Goal of the exercise: Transcribe the records that follow exactly. Skip the pictures.

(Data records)
_ _ _ _ _
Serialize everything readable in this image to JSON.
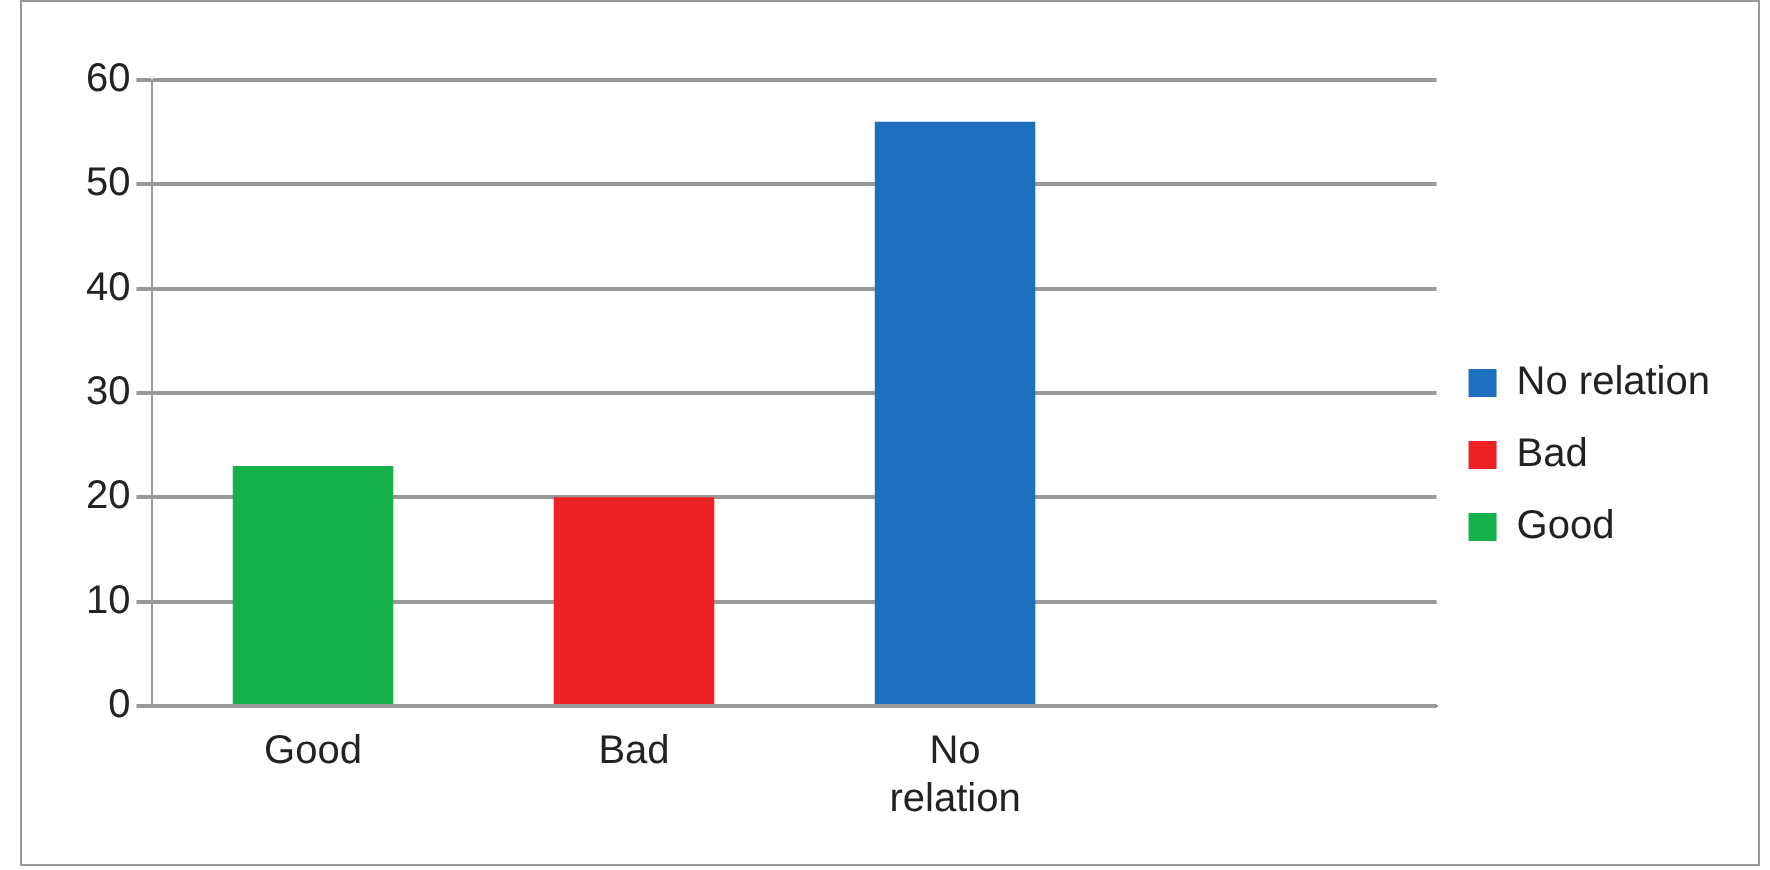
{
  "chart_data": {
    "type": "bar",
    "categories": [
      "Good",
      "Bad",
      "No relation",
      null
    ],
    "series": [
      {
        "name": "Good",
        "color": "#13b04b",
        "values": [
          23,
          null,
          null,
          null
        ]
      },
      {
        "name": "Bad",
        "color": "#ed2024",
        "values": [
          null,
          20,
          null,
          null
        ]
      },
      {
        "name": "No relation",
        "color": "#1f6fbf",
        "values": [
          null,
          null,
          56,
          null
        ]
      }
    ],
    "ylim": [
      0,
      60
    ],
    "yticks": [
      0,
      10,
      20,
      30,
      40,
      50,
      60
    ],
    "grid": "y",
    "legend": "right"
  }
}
_ _ _ _ _
Task solution:
Serialize everything readable in this image to JSON.
{
  "chart_data": {
    "type": "bar",
    "categories": [
      "Good",
      "Bad",
      "No relation",
      null
    ],
    "series": [
      {
        "name": "Good",
        "color": "#13b04b",
        "values": [
          23,
          null,
          null,
          null
        ]
      },
      {
        "name": "Bad",
        "color": "#ed2024",
        "values": [
          null,
          20,
          null,
          null
        ]
      },
      {
        "name": "No relation",
        "color": "#1f6fbf",
        "values": [
          null,
          null,
          56,
          null
        ]
      }
    ],
    "ylim": [
      0,
      60
    ],
    "yticks": [
      0,
      10,
      20,
      30,
      40,
      50,
      60
    ],
    "grid": "y",
    "legend": "right"
  }
}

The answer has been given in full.